**Work to be completed:** Go through the records below and copy out every line that contains the word "Gutachten".

**Supplied information:**
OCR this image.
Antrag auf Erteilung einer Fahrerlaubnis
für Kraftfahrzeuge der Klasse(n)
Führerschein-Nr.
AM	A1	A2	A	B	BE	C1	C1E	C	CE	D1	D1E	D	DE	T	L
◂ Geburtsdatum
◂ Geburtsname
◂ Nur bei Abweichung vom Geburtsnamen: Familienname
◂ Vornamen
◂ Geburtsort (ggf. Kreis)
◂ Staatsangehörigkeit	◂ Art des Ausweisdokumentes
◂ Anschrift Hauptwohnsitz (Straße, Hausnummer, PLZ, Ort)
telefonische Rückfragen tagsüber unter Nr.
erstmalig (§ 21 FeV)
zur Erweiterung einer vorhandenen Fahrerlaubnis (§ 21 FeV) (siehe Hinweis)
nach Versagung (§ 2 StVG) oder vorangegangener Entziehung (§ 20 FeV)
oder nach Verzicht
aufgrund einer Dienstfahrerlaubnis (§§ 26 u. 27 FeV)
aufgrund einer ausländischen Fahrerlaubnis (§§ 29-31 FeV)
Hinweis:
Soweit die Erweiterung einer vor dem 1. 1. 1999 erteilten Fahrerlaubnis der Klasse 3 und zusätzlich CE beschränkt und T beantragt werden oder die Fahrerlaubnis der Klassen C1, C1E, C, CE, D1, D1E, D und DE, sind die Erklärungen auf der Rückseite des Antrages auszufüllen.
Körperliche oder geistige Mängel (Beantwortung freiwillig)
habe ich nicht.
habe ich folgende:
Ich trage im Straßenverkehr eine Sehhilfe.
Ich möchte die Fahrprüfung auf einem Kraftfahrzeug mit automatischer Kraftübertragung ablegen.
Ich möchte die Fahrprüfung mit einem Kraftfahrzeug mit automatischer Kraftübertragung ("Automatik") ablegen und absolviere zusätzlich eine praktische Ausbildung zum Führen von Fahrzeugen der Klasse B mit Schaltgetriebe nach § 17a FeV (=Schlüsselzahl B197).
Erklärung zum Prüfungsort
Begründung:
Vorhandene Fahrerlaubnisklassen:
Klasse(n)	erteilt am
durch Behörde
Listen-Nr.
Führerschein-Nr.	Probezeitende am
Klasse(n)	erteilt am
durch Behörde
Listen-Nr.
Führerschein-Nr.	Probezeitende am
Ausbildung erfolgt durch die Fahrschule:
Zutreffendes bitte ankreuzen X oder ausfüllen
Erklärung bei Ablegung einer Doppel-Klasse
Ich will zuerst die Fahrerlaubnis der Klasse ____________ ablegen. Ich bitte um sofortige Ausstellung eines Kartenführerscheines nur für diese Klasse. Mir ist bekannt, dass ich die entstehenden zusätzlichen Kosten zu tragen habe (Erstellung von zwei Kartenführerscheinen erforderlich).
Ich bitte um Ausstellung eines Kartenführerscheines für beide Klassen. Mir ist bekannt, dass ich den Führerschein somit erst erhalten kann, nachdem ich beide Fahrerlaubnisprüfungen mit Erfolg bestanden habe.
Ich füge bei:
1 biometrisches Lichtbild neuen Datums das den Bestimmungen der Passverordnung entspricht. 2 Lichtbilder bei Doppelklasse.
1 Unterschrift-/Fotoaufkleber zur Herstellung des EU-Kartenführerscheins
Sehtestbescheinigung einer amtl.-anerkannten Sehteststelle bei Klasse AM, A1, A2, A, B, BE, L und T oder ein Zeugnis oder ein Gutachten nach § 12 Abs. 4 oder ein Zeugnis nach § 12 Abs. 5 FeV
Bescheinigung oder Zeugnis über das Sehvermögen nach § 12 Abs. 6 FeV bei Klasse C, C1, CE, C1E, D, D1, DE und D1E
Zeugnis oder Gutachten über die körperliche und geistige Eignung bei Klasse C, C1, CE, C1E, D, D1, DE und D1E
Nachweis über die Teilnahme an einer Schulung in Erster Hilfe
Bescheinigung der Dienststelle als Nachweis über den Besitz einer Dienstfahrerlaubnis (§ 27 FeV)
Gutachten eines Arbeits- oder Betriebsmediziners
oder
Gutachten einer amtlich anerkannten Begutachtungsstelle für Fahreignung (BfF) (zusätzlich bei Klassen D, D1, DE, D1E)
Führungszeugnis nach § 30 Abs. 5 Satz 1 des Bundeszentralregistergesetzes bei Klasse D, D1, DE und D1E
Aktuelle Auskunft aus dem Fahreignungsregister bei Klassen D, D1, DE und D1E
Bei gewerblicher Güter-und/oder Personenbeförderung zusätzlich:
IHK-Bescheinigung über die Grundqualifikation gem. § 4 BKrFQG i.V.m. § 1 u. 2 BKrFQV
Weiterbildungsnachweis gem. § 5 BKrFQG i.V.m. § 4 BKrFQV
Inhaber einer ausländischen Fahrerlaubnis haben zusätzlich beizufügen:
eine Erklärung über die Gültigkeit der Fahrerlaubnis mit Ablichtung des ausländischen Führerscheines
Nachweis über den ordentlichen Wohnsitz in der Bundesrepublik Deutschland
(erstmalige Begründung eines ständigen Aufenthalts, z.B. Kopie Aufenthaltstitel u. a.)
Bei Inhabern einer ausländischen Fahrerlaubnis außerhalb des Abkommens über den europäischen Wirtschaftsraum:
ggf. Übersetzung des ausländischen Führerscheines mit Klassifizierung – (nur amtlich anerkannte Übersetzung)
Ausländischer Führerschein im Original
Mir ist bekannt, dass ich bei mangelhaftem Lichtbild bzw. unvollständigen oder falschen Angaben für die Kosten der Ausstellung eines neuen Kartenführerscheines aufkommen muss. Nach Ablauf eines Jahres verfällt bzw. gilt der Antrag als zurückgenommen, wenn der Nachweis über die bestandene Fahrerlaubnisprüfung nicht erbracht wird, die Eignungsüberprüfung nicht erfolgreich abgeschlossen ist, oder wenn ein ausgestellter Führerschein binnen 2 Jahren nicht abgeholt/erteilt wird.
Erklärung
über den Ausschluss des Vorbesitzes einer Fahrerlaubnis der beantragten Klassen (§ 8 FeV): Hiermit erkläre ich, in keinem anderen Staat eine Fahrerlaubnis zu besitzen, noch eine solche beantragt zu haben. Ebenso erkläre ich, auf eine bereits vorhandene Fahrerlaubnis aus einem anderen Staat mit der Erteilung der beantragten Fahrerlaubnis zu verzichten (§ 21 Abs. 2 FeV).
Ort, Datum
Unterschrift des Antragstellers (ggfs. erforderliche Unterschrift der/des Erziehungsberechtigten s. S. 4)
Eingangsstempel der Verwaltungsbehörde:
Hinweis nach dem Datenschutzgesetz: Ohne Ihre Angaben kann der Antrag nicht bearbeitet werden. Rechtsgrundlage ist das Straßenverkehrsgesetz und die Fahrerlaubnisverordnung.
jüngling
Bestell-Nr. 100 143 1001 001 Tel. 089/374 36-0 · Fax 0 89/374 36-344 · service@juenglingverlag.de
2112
...
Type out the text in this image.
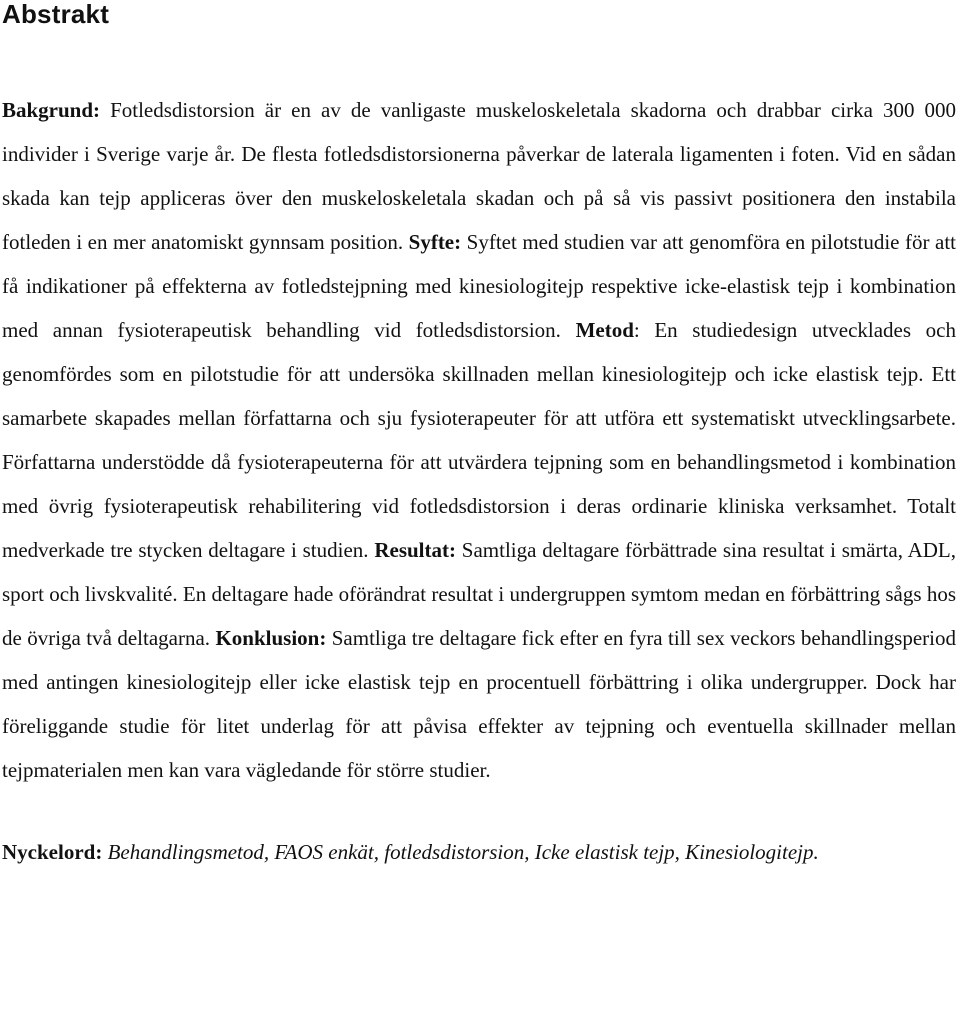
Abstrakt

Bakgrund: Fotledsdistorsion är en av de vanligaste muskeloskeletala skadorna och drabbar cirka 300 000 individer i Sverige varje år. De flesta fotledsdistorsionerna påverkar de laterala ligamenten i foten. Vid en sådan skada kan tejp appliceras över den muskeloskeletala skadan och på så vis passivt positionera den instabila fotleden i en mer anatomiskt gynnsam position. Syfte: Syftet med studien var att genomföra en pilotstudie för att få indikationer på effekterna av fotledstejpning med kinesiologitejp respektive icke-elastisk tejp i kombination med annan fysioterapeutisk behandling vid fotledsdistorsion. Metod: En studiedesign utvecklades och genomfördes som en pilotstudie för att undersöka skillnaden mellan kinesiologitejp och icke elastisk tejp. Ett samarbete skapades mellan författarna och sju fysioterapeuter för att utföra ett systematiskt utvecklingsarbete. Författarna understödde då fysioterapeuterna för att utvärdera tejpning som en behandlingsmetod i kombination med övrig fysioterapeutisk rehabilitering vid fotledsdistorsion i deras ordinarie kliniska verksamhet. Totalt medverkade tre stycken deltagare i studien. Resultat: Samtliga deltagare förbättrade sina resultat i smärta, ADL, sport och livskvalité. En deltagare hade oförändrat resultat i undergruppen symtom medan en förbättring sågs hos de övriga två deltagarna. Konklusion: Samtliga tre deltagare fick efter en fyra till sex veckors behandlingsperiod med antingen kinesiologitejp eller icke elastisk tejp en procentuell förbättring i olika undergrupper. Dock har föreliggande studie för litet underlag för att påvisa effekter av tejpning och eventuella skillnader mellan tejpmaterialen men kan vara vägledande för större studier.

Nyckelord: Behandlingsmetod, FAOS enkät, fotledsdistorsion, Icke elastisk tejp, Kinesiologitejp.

**Exercise answer:**
Sehtestbescheinigung einer amtl.-anerkannten Sehteststelle bei Klasse AM, A1, A2, A, B, BE, L und T oder ein Zeugnis oder ein Gutachten nach § 12 Abs. 4 oder ein Zeugnis nach § 12 Abs. 5 FeV
Zeugnis oder Gutachten über die körperliche und geistige Eignung bei Klasse C, C1, CE, C1E, D, D1, DE und D1E
Gutachten eines Arbeits- oder Betriebsmediziners
Gutachten einer amtlich anerkannten Begutachtungsstelle für Fahreignung (BfF) (zusätzlich bei Klassen D, D1, DE, D1E)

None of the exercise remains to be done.